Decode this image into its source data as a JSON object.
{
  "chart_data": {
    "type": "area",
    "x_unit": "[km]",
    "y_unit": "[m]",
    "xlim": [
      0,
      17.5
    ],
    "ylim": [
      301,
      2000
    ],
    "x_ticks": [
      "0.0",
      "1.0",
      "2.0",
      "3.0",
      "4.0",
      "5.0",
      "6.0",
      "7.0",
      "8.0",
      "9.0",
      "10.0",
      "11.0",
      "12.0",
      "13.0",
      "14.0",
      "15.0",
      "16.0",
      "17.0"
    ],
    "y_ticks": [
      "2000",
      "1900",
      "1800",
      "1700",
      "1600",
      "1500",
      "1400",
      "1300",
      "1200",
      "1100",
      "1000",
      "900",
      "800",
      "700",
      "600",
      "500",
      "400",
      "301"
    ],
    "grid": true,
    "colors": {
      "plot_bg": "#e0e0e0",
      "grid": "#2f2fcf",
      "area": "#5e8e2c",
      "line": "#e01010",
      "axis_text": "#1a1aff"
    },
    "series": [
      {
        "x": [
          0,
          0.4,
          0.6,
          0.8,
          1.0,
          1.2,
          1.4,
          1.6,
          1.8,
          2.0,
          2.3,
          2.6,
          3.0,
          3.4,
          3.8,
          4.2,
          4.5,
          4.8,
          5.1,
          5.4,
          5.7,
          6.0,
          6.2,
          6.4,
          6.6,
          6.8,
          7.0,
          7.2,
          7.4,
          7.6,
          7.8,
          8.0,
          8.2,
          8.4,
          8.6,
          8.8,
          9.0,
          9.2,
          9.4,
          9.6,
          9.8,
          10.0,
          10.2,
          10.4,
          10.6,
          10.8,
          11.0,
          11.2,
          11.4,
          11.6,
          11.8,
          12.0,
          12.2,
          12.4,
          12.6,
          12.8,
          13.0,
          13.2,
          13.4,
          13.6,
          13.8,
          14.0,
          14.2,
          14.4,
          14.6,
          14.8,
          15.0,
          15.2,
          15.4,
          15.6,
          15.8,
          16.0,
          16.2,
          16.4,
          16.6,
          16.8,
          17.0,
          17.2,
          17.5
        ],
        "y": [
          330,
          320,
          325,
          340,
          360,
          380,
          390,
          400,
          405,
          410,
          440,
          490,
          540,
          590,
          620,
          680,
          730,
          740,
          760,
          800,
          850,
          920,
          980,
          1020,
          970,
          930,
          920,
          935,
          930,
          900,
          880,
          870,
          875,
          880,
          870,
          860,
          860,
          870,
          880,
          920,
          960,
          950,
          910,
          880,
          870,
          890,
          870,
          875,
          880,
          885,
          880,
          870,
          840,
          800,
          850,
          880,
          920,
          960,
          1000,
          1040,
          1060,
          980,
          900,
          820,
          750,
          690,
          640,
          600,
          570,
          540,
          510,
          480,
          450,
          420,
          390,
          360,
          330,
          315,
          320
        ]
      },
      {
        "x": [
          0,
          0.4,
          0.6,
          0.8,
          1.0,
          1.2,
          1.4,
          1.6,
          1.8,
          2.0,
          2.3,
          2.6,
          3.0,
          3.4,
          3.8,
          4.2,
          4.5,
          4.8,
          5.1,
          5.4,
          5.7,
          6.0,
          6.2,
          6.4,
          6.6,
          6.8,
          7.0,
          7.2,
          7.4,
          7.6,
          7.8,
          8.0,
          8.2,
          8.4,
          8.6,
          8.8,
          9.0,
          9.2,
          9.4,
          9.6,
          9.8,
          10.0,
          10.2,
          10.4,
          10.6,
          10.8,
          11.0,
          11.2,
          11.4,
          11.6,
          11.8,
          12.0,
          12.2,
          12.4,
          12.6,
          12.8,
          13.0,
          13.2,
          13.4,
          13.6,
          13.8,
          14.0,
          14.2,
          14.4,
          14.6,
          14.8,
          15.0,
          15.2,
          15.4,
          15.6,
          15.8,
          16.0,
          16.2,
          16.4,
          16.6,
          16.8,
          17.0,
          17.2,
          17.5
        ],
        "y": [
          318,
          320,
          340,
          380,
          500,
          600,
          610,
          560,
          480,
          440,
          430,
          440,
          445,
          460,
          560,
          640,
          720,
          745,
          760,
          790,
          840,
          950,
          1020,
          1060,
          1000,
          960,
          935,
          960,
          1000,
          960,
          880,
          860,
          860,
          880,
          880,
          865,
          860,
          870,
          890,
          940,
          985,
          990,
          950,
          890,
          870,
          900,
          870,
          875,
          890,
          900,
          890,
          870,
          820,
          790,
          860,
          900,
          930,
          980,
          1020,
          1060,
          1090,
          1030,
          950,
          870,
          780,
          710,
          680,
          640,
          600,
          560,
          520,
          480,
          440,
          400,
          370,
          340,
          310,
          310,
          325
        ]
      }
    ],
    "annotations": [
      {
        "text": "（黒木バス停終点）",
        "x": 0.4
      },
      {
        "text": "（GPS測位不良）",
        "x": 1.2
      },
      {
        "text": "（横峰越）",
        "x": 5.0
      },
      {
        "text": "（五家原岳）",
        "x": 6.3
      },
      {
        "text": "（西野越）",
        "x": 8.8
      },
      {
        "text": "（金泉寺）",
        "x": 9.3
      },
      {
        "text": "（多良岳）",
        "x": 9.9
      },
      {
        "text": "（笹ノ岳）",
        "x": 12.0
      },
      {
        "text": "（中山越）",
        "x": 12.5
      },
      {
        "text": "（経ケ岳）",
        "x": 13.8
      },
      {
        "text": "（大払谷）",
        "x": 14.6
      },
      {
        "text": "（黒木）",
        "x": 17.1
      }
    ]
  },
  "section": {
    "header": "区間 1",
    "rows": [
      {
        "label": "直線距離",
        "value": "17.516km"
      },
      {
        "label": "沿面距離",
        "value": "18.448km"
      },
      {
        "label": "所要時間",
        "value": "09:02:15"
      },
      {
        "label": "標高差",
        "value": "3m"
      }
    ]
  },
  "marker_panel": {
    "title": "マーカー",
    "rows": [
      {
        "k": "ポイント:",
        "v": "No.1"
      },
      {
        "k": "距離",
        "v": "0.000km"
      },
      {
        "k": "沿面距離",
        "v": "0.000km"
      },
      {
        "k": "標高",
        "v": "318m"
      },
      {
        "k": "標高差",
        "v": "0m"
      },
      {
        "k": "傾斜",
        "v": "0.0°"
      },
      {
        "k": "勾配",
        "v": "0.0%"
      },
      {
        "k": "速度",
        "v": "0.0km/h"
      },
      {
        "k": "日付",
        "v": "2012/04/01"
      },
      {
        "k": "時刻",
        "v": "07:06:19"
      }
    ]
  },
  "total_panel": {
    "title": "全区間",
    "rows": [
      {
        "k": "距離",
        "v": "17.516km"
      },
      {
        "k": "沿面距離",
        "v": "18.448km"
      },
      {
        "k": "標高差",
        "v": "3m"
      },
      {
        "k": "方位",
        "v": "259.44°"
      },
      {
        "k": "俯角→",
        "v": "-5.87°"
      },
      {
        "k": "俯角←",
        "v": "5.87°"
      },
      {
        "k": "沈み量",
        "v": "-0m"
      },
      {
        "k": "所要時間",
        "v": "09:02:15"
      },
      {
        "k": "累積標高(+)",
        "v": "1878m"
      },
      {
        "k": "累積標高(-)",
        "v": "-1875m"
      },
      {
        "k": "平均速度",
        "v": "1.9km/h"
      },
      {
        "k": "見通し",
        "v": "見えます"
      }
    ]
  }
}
◆ ◆ ◆ ◆ ◆ ◆ ◆
• **JOB**
Write out the records above again, keeping each one identical to the original.

• **TASK RESULT**
Decode this image into its source data as a JSON object.
{
  "chart_data": {
    "type": "area",
    "x_unit": "[km]",
    "y_unit": "[m]",
    "xlim": [
      0,
      17.5
    ],
    "ylim": [
      301,
      2000
    ],
    "x_ticks": [
      "0.0",
      "1.0",
      "2.0",
      "3.0",
      "4.0",
      "5.0",
      "6.0",
      "7.0",
      "8.0",
      "9.0",
      "10.0",
      "11.0",
      "12.0",
      "13.0",
      "14.0",
      "15.0",
      "16.0",
      "17.0"
    ],
    "y_ticks": [
      "2000",
      "1900",
      "1800",
      "1700",
      "1600",
      "1500",
      "1400",
      "1300",
      "1200",
      "1100",
      "1000",
      "900",
      "800",
      "700",
      "600",
      "500",
      "400",
      "301"
    ],
    "grid": true,
    "colors": {
      "plot_bg": "#e0e0e0",
      "grid": "#2f2fcf",
      "area": "#5e8e2c",
      "line": "#e01010",
      "axis_text": "#1a1aff"
    },
    "series": [
      {
        "x": [
          0,
          0.4,
          0.6,
          0.8,
          1.0,
          1.2,
          1.4,
          1.6,
          1.8,
          2.0,
          2.3,
          2.6,
          3.0,
          3.4,
          3.8,
          4.2,
          4.5,
          4.8,
          5.1,
          5.4,
          5.7,
          6.0,
          6.2,
          6.4,
          6.6,
          6.8,
          7.0,
          7.2,
          7.4,
          7.6,
          7.8,
          8.0,
          8.2,
          8.4,
          8.6,
          8.8,
          9.0,
          9.2,
          9.4,
          9.6,
          9.8,
          10.0,
          10.2,
          10.4,
          10.6,
          10.8,
          11.0,
          11.2,
          11.4,
          11.6,
          11.8,
          12.0,
          12.2,
          12.4,
          12.6,
          12.8,
          13.0,
          13.2,
          13.4,
          13.6,
          13.8,
          14.0,
          14.2,
          14.4,
          14.6,
          14.8,
          15.0,
          15.2,
          15.4,
          15.6,
          15.8,
          16.0,
          16.2,
          16.4,
          16.6,
          16.8,
          17.0,
          17.2,
          17.5
        ],
        "y": [
          330,
          320,
          325,
          340,
          360,
          380,
          390,
          400,
          405,
          410,
          440,
          490,
          540,
          590,
          620,
          680,
          730,
          740,
          760,
          800,
          850,
          920,
          980,
          1020,
          970,
          930,
          920,
          935,
          930,
          900,
          880,
          870,
          875,
          880,
          870,
          860,
          860,
          870,
          880,
          920,
          960,
          950,
          910,
          880,
          870,
          890,
          870,
          875,
          880,
          885,
          880,
          870,
          840,
          800,
          850,
          880,
          920,
          960,
          1000,
          1040,
          1060,
          980,
          900,
          820,
          750,
          690,
          640,
          600,
          570,
          540,
          510,
          480,
          450,
          420,
          390,
          360,
          330,
          315,
          320
        ]
      },
      {
        "x": [
          0,
          0.4,
          0.6,
          0.8,
          1.0,
          1.2,
          1.4,
          1.6,
          1.8,
          2.0,
          2.3,
          2.6,
          3.0,
          3.4,
          3.8,
          4.2,
          4.5,
          4.8,
          5.1,
          5.4,
          5.7,
          6.0,
          6.2,
          6.4,
          6.6,
          6.8,
          7.0,
          7.2,
          7.4,
          7.6,
          7.8,
          8.0,
          8.2,
          8.4,
          8.6,
          8.8,
          9.0,
          9.2,
          9.4,
          9.6,
          9.8,
          10.0,
          10.2,
          10.4,
          10.6,
          10.8,
          11.0,
          11.2,
          11.4,
          11.6,
          11.8,
          12.0,
          12.2,
          12.4,
          12.6,
          12.8,
          13.0,
          13.2,
          13.4,
          13.6,
          13.8,
          14.0,
          14.2,
          14.4,
          14.6,
          14.8,
          15.0,
          15.2,
          15.4,
          15.6,
          15.8,
          16.0,
          16.2,
          16.4,
          16.6,
          16.8,
          17.0,
          17.2,
          17.5
        ],
        "y": [
          318,
          320,
          340,
          380,
          500,
          600,
          610,
          560,
          480,
          440,
          430,
          440,
          445,
          460,
          560,
          640,
          720,
          745,
          760,
          790,
          840,
          950,
          1020,
          1060,
          1000,
          960,
          935,
          960,
          1000,
          960,
          880,
          860,
          860,
          880,
          880,
          865,
          860,
          870,
          890,
          940,
          985,
          990,
          950,
          890,
          870,
          900,
          870,
          875,
          890,
          900,
          890,
          870,
          820,
          790,
          860,
          900,
          930,
          980,
          1020,
          1060,
          1090,
          1030,
          950,
          870,
          780,
          710,
          680,
          640,
          600,
          560,
          520,
          480,
          440,
          400,
          370,
          340,
          310,
          310,
          325
        ]
      }
    ],
    "annotations": [
      {
        "text": "（黒木バス停終点）",
        "x": 0.4
      },
      {
        "text": "（GPS測位不良）",
        "x": 1.2
      },
      {
        "text": "（横峰越）",
        "x": 5.0
      },
      {
        "text": "（五家原岳）",
        "x": 6.3
      },
      {
        "text": "（西野越）",
        "x": 8.8
      },
      {
        "text": "（金泉寺）",
        "x": 9.3
      },
      {
        "text": "（多良岳）",
        "x": 9.9
      },
      {
        "text": "（笹ノ岳）",
        "x": 12.0
      },
      {
        "text": "（中山越）",
        "x": 12.5
      },
      {
        "text": "（経ケ岳）",
        "x": 13.8
      },
      {
        "text": "（大払谷）",
        "x": 14.6
      },
      {
        "text": "（黒木）",
        "x": 17.1
      }
    ]
  },
  "section": {
    "header": "区間 1",
    "rows": [
      {
        "label": "直線距離",
        "value": "17.516km"
      },
      {
        "label": "沿面距離",
        "value": "18.448km"
      },
      {
        "label": "所要時間",
        "value": "09:02:15"
      },
      {
        "label": "標高差",
        "value": "3m"
      }
    ]
  },
  "marker_panel": {
    "title": "マーカー",
    "rows": [
      {
        "k": "ポイント:",
        "v": "No.1"
      },
      {
        "k": "距離",
        "v": "0.000km"
      },
      {
        "k": "沿面距離",
        "v": "0.000km"
      },
      {
        "k": "標高",
        "v": "318m"
      },
      {
        "k": "標高差",
        "v": "0m"
      },
      {
        "k": "傾斜",
        "v": "0.0°"
      },
      {
        "k": "勾配",
        "v": "0.0%"
      },
      {
        "k": "速度",
        "v": "0.0km/h"
      },
      {
        "k": "日付",
        "v": "2012/04/01"
      },
      {
        "k": "時刻",
        "v": "07:06:19"
      }
    ]
  },
  "total_panel": {
    "title": "全区間",
    "rows": [
      {
        "k": "距離",
        "v": "17.516km"
      },
      {
        "k": "沿面距離",
        "v": "18.448km"
      },
      {
        "k": "標高差",
        "v": "3m"
      },
      {
        "k": "方位",
        "v": "259.44°"
      },
      {
        "k": "俯角→",
        "v": "-5.87°"
      },
      {
        "k": "俯角←",
        "v": "5.87°"
      },
      {
        "k": "沈み量",
        "v": "-0m"
      },
      {
        "k": "所要時間",
        "v": "09:02:15"
      },
      {
        "k": "累積標高(+)",
        "v": "1878m"
      },
      {
        "k": "累積標高(-)",
        "v": "-1875m"
      },
      {
        "k": "平均速度",
        "v": "1.9km/h"
      },
      {
        "k": "見通し",
        "v": "見えます"
      }
    ]
  }
}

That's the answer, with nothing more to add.